Without including any images, reproduce each entry exactly.

=== DATASET ROWS ===

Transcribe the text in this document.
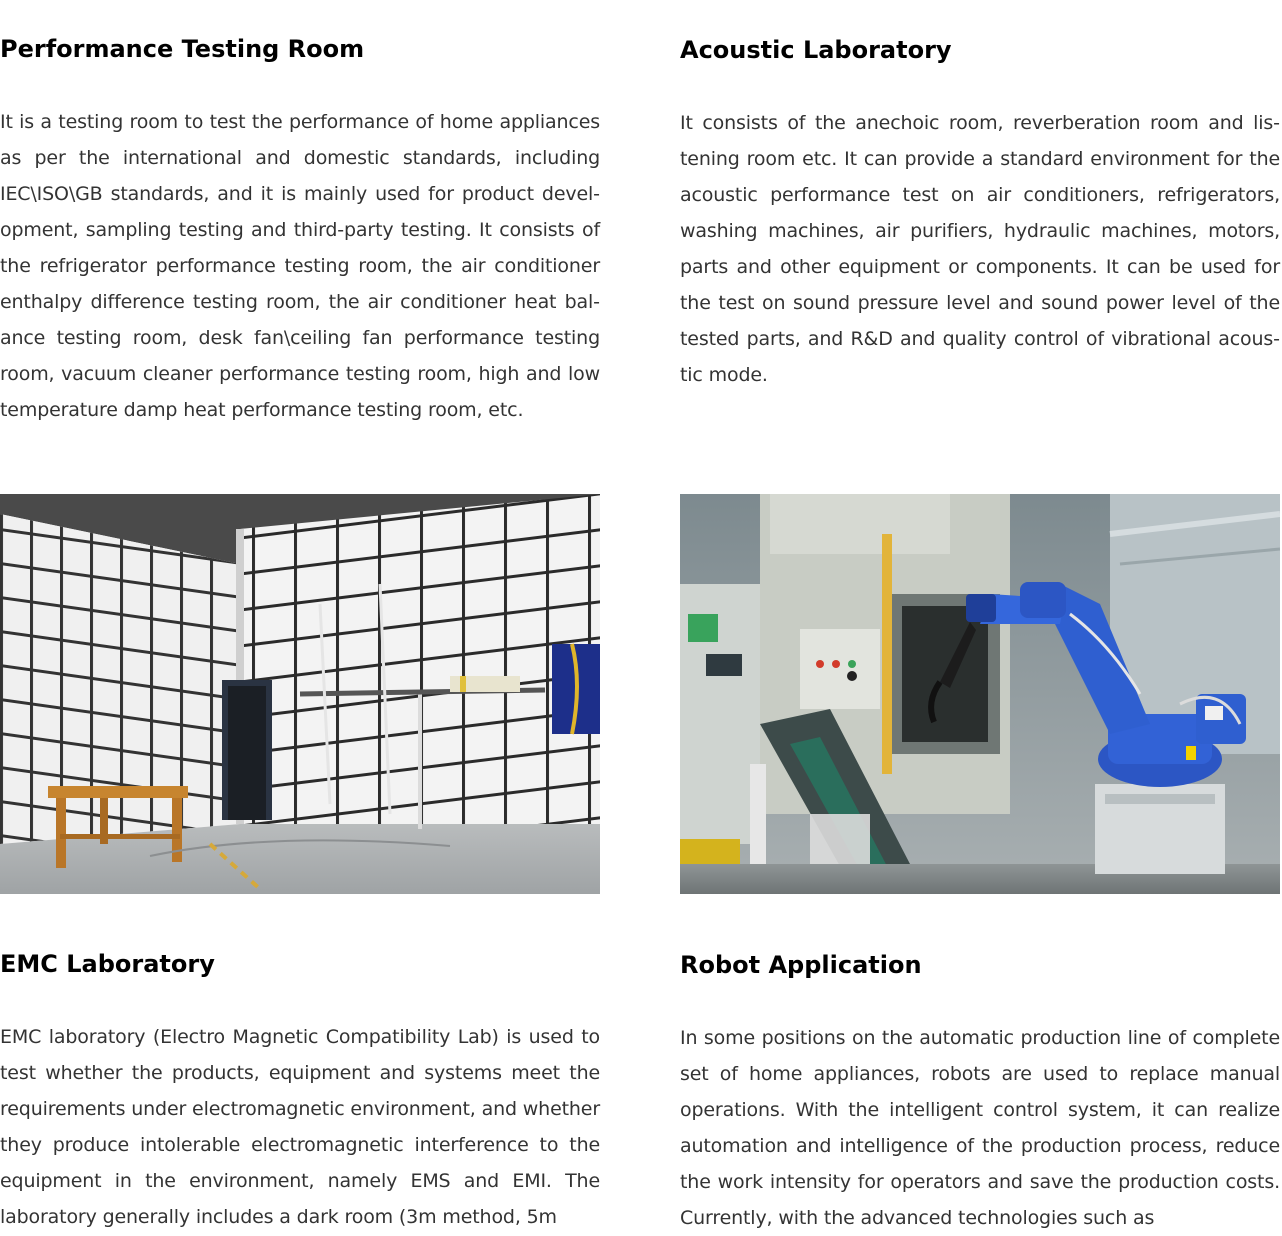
Performance Testing Room

It is a testing room to test the performance of home appliances as per the international and domestic standards, including IEC\ISO\GB standards, and it is mainly used for product development, sampling testing and third-party testing. It consists of the refrigerator performance testing room, the air conditioner enthalpy difference testing room, the air conditioner heat balance testing room, desk fan\ceiling fan performance testing room, vacuum cleaner performance testing room, high and low temperature damp heat performance testing room, etc.

EMC Laboratory

EMC laboratory (Electro Magnetic Compatibility Lab) is used to test whether the products, equipment and systems meet the requirements under electromagnetic environment, and whether they produce intolerable electromagnetic interference to the equipment in the environment, namely EMS and EMI. The laboratory generally includes a dark room (3m method, 5m

Acoustic Laboratory

It consists of the anechoic room, reverberation room and listening room etc. It can provide a standard environment for the acoustic performance test on air conditioners, refrigerators, washing machines, air purifiers, hydraulic machines, motors, parts and other equipment or components. It can be used for the test on sound pressure level and sound power level of the tested parts, and R&D and quality control of vibrational acoustic mode.

Robot Application

In some positions on the automatic production line of complete set of home appliances, robots are used to replace manual operations. With the intelligent control system, it can realize automation and intelligence of the production process, reduce the work intensity for operators and save the production costs. Currently, with the advanced technologies such as
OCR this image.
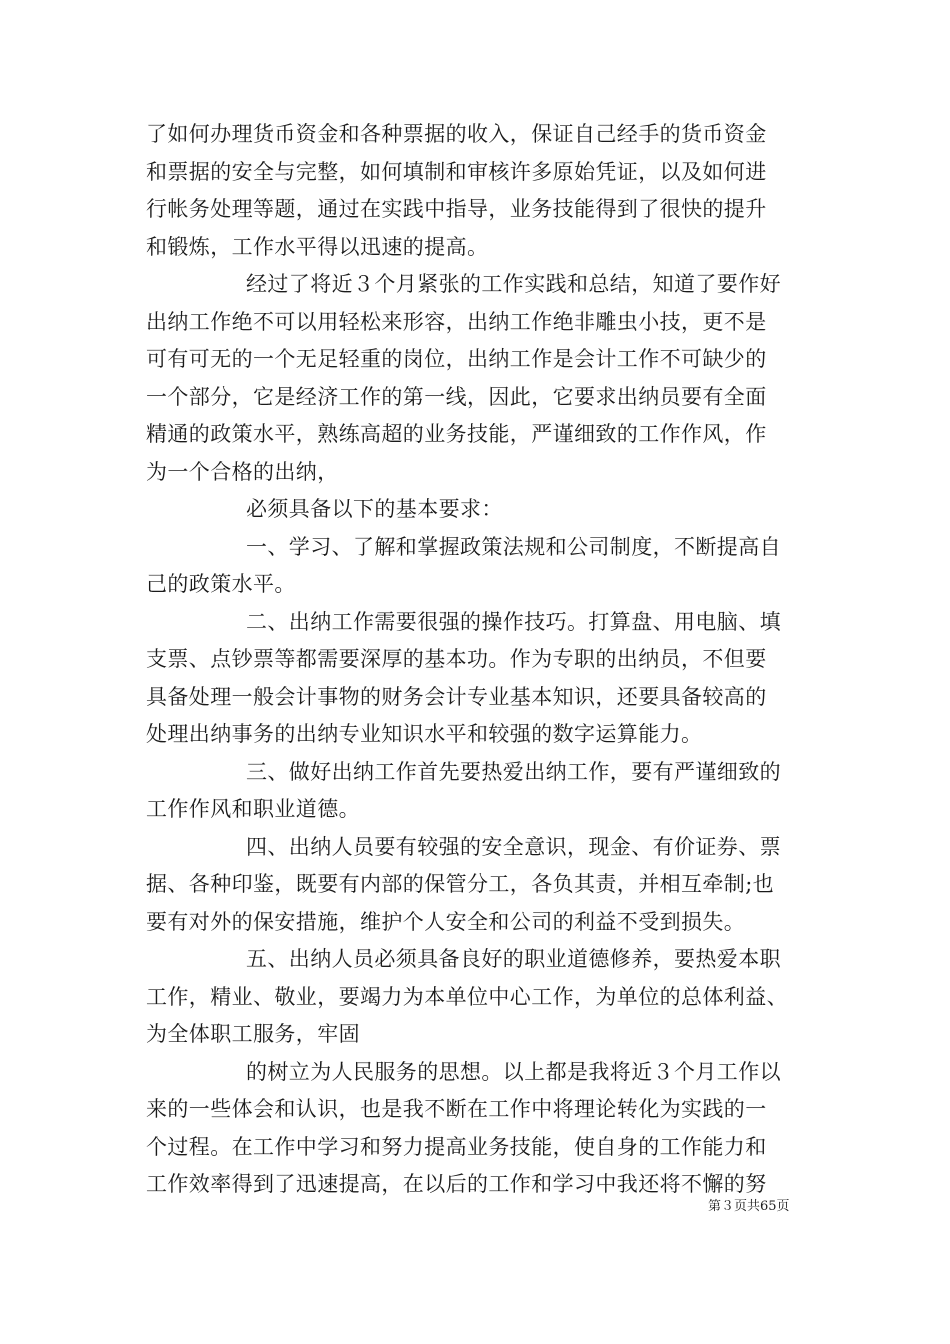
了如何办理货币资金和各种票据的收入，保证自己经手的货币资金
和票据的安全与完整，如何填制和审核许多原始凭证，以及如何进
行帐务处理等题，通过在实践中指导，业务技能得到了很快的提升
和锻炼，工作水平得以迅速的提高。
经过了将近３个月紧张的工作实践和总结，知道了要作好
出纳工作绝不可以用轻松来形容，出纳工作绝非雕虫小技，更不是
可有可无的一个无足轻重的岗位，出纳工作是会计工作不可缺少的
一个部分，它是经济工作的第一线，因此，它要求出纳员要有全面
精通的政策水平，熟练高超的业务技能，严谨细致的工作作风，作
为一个合格的出纳，
必须具备以下的基本要求：
一、学习、了解和掌握政策法规和公司制度，不断提高自
己的政策水平。
二、出纳工作需要很强的操作技巧。打算盘、用电脑、填
支票、点钞票等都需要深厚的基本功。作为专职的出纳员，不但要
具备处理一般会计事物的财务会计专业基本知识，还要具备较高的
处理出纳事务的出纳专业知识水平和较强的数字运算能力。
三、做好出纳工作首先要热爱出纳工作，要有严谨细致的
工作作风和职业道德。
四、出纳人员要有较强的安全意识，现金、有价证券、票
据、各种印鉴，既要有内部的保管分工，各负其责，并相互牵制;也
要有对外的保安措施，维护个人安全和公司的利益不受到损失。
五、出纳人员必须具备良好的职业道德修养，要热爱本职
工作，精业、敬业，要竭力为本单位中心工作，为单位的总体利益、
为全体职工服务，牢固
的树立为人民服务的思想。以上都是我将近３个月工作以
来的一些体会和认识，也是我不断在工作中将理论转化为实践的一
个过程。在工作中学习和努力提高业务技能，使自身的工作能力和
工作效率得到了迅速提高，在以后的工作和学习中我还将不懈的努
第３页共65页
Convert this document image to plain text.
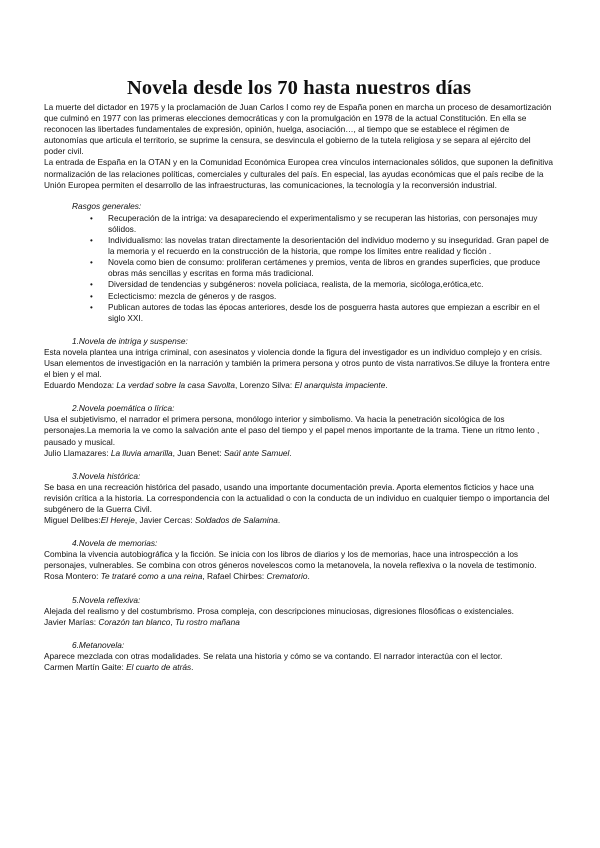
Novela desde los 70 hasta nuestros días

La muerte del dictador en 1975 y la proclamación de Juan Carlos I como rey de España ponen en marcha un proceso de desamortización que culminó en 1977 con las primeras elecciones democráticas y con la promulgación en 1978 de la actual Constitución. En ella se reconocen las libertades fundamentales de expresión, opinión, huelga, asociación…, al tiempo que se establece el régimen de autonomías que articula el territorio, se suprime la censura, se desvincula el gobierno de la tutela religiosa y se separa al ejército del poder civil.

La entrada de España en la OTAN y en la Comunidad Económica Europea crea vínculos internacionales sólidos, que suponen la definitiva normalización de las relaciones políticas, comerciales y culturales del país. En especial, las ayudas económicas que el país recibe de la Unión Europea permiten el desarrollo de las infraestructuras, las comunicaciones, la tecnología y la reconversión industrial.

Rasgos generales:

• Recuperación de la intriga: va desapareciendo el experimentalismo y se recuperan las historias, con personajes muy sólidos.
• Individualismo: las novelas tratan directamente la desorientación del individuo moderno y su inseguridad. Gran papel de la memoria y el recuerdo en la construcción de la historia, que rompe los límites entre realidad y ficción .
• Novela como bien de consumo: proliferan certámenes y premios, venta de libros en grandes superficies, que produce obras más sencillas y escritas en forma más tradicional.
• Diversidad de tendencias y subgéneros: novela policiaca, realista, de la memoria, sicóloga,erótica,etc.
• Eclecticismo: mezcla de géneros y de rasgos.
• Publican autores de todas las épocas anteriores, desde los de posguerra hasta autores que empiezan a escribir en el siglo XXI.

1.Novela de intriga y suspense:

Esta novela plantea una intriga criminal, con asesinatos y violencia donde la figura del investigador es un individuo complejo y en crisis. Usan elementos de investigación en la narración y también la primera persona y otros punto de vista narrativos.Se diluye la frontera entre el bien y el mal.

Eduardo Mendoza: La verdad sobre la casa Savolta, Lorenzo Silva: El anarquista impaciente.

2.Novela poemática o lírica:

Usa el subjetivismo, el narrador el primera persona, monólogo interior y simbolismo. Va hacia la penetración sicológica de los personajes.La memoria la ve como la salvación ante el paso del tiempo y el papel menos importante de la trama. Tiene un ritmo lento , pausado y musical.

Julio Llamazares: La lluvia amarilla, Juan Benet: Saúl ante Samuel.

3.Novela histórica:

Se basa en una recreación histórica del pasado, usando una importante documentación previa. Aporta elementos ficticios y hace una revisión crítica a la historia. La correspondencia con la actualidad o con la conducta de un individuo en cualquier tiempo o importancia del subgénero de la Guerra Civil.

Miguel Delibes:El Hereje, Javier Cercas: Soldados de Salamina.

4.Novela de memorias:

Combina la vivencia autobiográfica y la ficción. Se inicia con los libros de diarios y los de memorias, hace una introspección a los personajes, vulnerables. Se combina con otros géneros novelescos como la metanovela, la novela reflexiva o la novela de testimonio.

Rosa Montero: Te trataré como a una reina, Rafael Chirbes: Crematorio.

5.Novela reflexiva:

Alejada del realismo y del costumbrismo. Prosa compleja, con descripciones minuciosas, digresiones filosóficas o existenciales.

Javier Marías: Corazón tan blanco, Tu rostro mañana

6.Metanovela:

Aparece mezclada con otras modalidades. Se relata una historia y cómo se va contando. El narrador interactúa con el lector.

Carmen Martín Gaite: El cuarto de atrás.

===

[WRITTEN RESPONSE]
Transcribe the text in this document.
Performance Testing Room

It is a testing room to test the performance of home appliances as per the international and domestic standards, including IEC\ISO\GB standards, and it is mainly used for product development, sampling testing and third-party testing. It consists of the refrigerator performance testing room, the air conditioner enthalpy difference testing room, the air conditioner heat balance testing room, desk fan\ceiling fan performance testing room, vacuum cleaner performance testing room, high and low temperature damp heat performance testing room, etc.

EMC Laboratory

EMC laboratory (Electro Magnetic Compatibility Lab) is used to test whether the products, equipment and systems meet the requirements under electromagnetic environment, and whether they produce intolerable electromagnetic interference to the equipment in the environment, namely EMS and EMI. The laboratory generally includes a dark room (3m method, 5m

Acoustic Laboratory

It consists of the anechoic room, reverberation room and listening room etc. It can provide a standard environment for the acoustic performance test on air conditioners, refrigerators, washing machines, air purifiers, hydraulic machines, motors, parts and other equipment or components. It can be used for the test on sound pressure level and sound power level of the tested parts, and R&D and quality control of vibrational acoustic mode.

Robot Application

In some positions on the automatic production line of complete set of home appliances, robots are used to replace manual operations. With the intelligent control system, it can realize automation and intelligence of the production process, reduce the work intensity for operators and save the production costs. Currently, with the advanced technologies such as
OCR this image.
了如何办理货币资金和各种票据的收入，保证自己经手的货币资金
和票据的安全与完整，如何填制和审核许多原始凭证，以及如何进
行帐务处理等题，通过在实践中指导，业务技能得到了很快的提升
和锻炼，工作水平得以迅速的提高。
经过了将近３个月紧张的工作实践和总结，知道了要作好
出纳工作绝不可以用轻松来形容，出纳工作绝非雕虫小技，更不是
可有可无的一个无足轻重的岗位，出纳工作是会计工作不可缺少的
一个部分，它是经济工作的第一线，因此，它要求出纳员要有全面
精通的政策水平，熟练高超的业务技能，严谨细致的工作作风，作
为一个合格的出纳，
必须具备以下的基本要求：
一、学习、了解和掌握政策法规和公司制度，不断提高自
己的政策水平。
二、出纳工作需要很强的操作技巧。打算盘、用电脑、填
支票、点钞票等都需要深厚的基本功。作为专职的出纳员，不但要
具备处理一般会计事物的财务会计专业基本知识，还要具备较高的
处理出纳事务的出纳专业知识水平和较强的数字运算能力。
三、做好出纳工作首先要热爱出纳工作，要有严谨细致的
工作作风和职业道德。
四、出纳人员要有较强的安全意识，现金、有价证券、票
据、各种印鉴，既要有内部的保管分工，各负其责，并相互牵制;也
要有对外的保安措施，维护个人安全和公司的利益不受到损失。
五、出纳人员必须具备良好的职业道德修养，要热爱本职
工作，精业、敬业，要竭力为本单位中心工作，为单位的总体利益、
为全体职工服务，牢固
的树立为人民服务的思想。以上都是我将近３个月工作以
来的一些体会和认识，也是我不断在工作中将理论转化为实践的一
个过程。在工作中学习和努力提高业务技能，使自身的工作能力和
工作效率得到了迅速提高，在以后的工作和学习中我还将不懈的努
第３页共65页
Convert this document image to plain text.
Novela desde los 70 hasta nuestros días

La muerte del dictador en 1975 y la proclamación de Juan Carlos I como rey de España ponen en marcha un proceso de desamortización que culminó en 1977 con las primeras elecciones democráticas y con la promulgación en 1978 de la actual Constitución. En ella se reconocen las libertades fundamentales de expresión, opinión, huelga, asociación…, al tiempo que se establece el régimen de autonomías que articula el territorio, se suprime la censura, se desvincula el gobierno de la tutela religiosa y se separa al ejército del poder civil.

La entrada de España en la OTAN y en la Comunidad Económica Europea crea vínculos internacionales sólidos, que suponen la definitiva normalización de las relaciones políticas, comerciales y culturales del país. En especial, las ayudas económicas que el país recibe de la Unión Europea permiten el desarrollo de las infraestructuras, las comunicaciones, la tecnología y la reconversión industrial.

Rasgos generales:

• Recuperación de la intriga: va desapareciendo el experimentalismo y se recuperan las historias, con personajes muy sólidos.
• Individualismo: las novelas tratan directamente la desorientación del individuo moderno y su inseguridad. Gran papel de la memoria y el recuerdo en la construcción de la historia, que rompe los límites entre realidad y ficción .
• Novela como bien de consumo: proliferan certámenes y premios, venta de libros en grandes superficies, que produce obras más sencillas y escritas en forma más tradicional.
• Diversidad de tendencias y subgéneros: novela policiaca, realista, de la memoria, sicóloga,erótica,etc.
• Eclecticismo: mezcla de géneros y de rasgos.
• Publican autores de todas las épocas anteriores, desde los de posguerra hasta autores que empiezan a escribir en el siglo XXI.

1.Novela de intriga y suspense:

Esta novela plantea una intriga criminal, con asesinatos y violencia donde la figura del investigador es un individuo complejo y en crisis. Usan elementos de investigación en la narración y también la primera persona y otros punto de vista narrativos.Se diluye la frontera entre el bien y el mal.

Eduardo Mendoza: La verdad sobre la casa Savolta, Lorenzo Silva: El anarquista impaciente.

2.Novela poemática o lírica:

Usa el subjetivismo, el narrador el primera persona, monólogo interior y simbolismo. Va hacia la penetración sicológica de los personajes.La memoria la ve como la salvación ante el paso del tiempo y el papel menos importante de la trama. Tiene un ritmo lento , pausado y musical.

Julio Llamazares: La lluvia amarilla, Juan Benet: Saúl ante Samuel.

3.Novela histórica:

Se basa en una recreación histórica del pasado, usando una importante documentación previa. Aporta elementos ficticios y hace una revisión crítica a la historia. La correspondencia con la actualidad o con la conducta de un individuo en cualquier tiempo o importancia del subgénero de la Guerra Civil.

Miguel Delibes:El Hereje, Javier Cercas: Soldados de Salamina.

4.Novela de memorias:

Combina la vivencia autobiográfica y la ficción. Se inicia con los libros de diarios y los de memorias, hace una introspección a los personajes, vulnerables. Se combina con otros géneros novelescos como la metanovela, la novela reflexiva o la novela de testimonio.

Rosa Montero: Te trataré como a una reina, Rafael Chirbes: Crematorio.

5.Novela reflexiva:

Alejada del realismo y del costumbrismo. Prosa compleja, con descripciones minuciosas, digresiones filosóficas o existenciales.

Javier Marías: Corazón tan blanco, Tu rostro mañana

6.Metanovela:

Aparece mezclada con otras modalidades. Se relata una historia y cómo se va contando. El narrador interactúa con el lector.

Carmen Martín Gaite: El cuarto de atrás.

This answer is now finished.